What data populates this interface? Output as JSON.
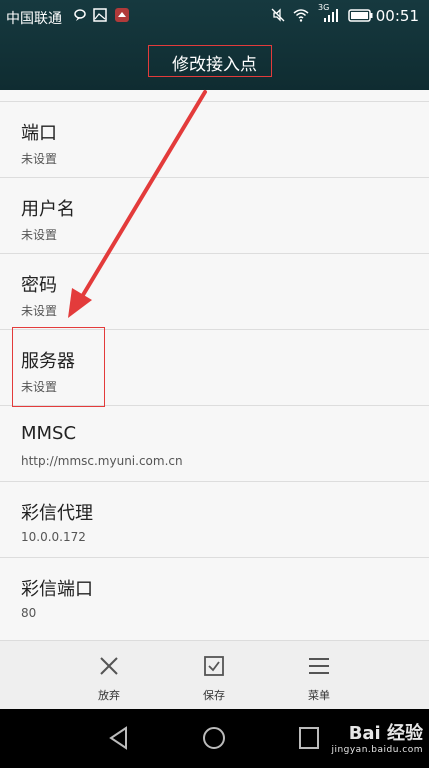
{
  "status_bar": {
    "carrier": "中国联通",
    "time": "00:51",
    "network": "3G",
    "icons": [
      "chat-bubble-icon",
      "image-icon",
      "app-notification-icon",
      "mute-icon",
      "wifi-icon",
      "signal-icon",
      "battery-icon"
    ]
  },
  "header": {
    "title": "修改接入点"
  },
  "settings": [
    {
      "label": "端口",
      "value": "未设置"
    },
    {
      "label": "用户名",
      "value": "未设置"
    },
    {
      "label": "密码",
      "value": "未设置"
    },
    {
      "label": "服务器",
      "value": "未设置"
    },
    {
      "label": "MMSC",
      "value": "http://mmsc.myuni.com.cn"
    },
    {
      "label": "彩信代理",
      "value": "10.0.0.172"
    },
    {
      "label": "彩信端口",
      "value": "80"
    }
  ],
  "toolbar": {
    "discard_label": "放弃",
    "save_label": "保存",
    "menu_label": "菜单"
  },
  "watermark": {
    "brand": "Bai 经验",
    "url": "jingyan.baidu.com"
  },
  "colors": {
    "header_bg": "#12343a",
    "annotation_red": "#e33b3b",
    "list_bg": "#f7f7f7"
  }
}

- - -

Given problem >> Repeat the lines above exactly, and keep every picture out.

Answer to the exercise >>
What data populates this interface? Output as JSON.
{
  "status_bar": {
    "carrier": "中国联通",
    "time": "00:51",
    "network": "3G",
    "icons": [
      "chat-bubble-icon",
      "image-icon",
      "app-notification-icon",
      "mute-icon",
      "wifi-icon",
      "signal-icon",
      "battery-icon"
    ]
  },
  "header": {
    "title": "修改接入点"
  },
  "settings": [
    {
      "label": "端口",
      "value": "未设置"
    },
    {
      "label": "用户名",
      "value": "未设置"
    },
    {
      "label": "密码",
      "value": "未设置"
    },
    {
      "label": "服务器",
      "value": "未设置"
    },
    {
      "label": "MMSC",
      "value": "http://mmsc.myuni.com.cn"
    },
    {
      "label": "彩信代理",
      "value": "10.0.0.172"
    },
    {
      "label": "彩信端口",
      "value": "80"
    }
  ],
  "toolbar": {
    "discard_label": "放弃",
    "save_label": "保存",
    "menu_label": "菜单"
  },
  "watermark": {
    "brand": "Bai 经验",
    "url": "jingyan.baidu.com"
  },
  "colors": {
    "header_bg": "#12343a",
    "annotation_red": "#e33b3b",
    "list_bg": "#f7f7f7"
  }
}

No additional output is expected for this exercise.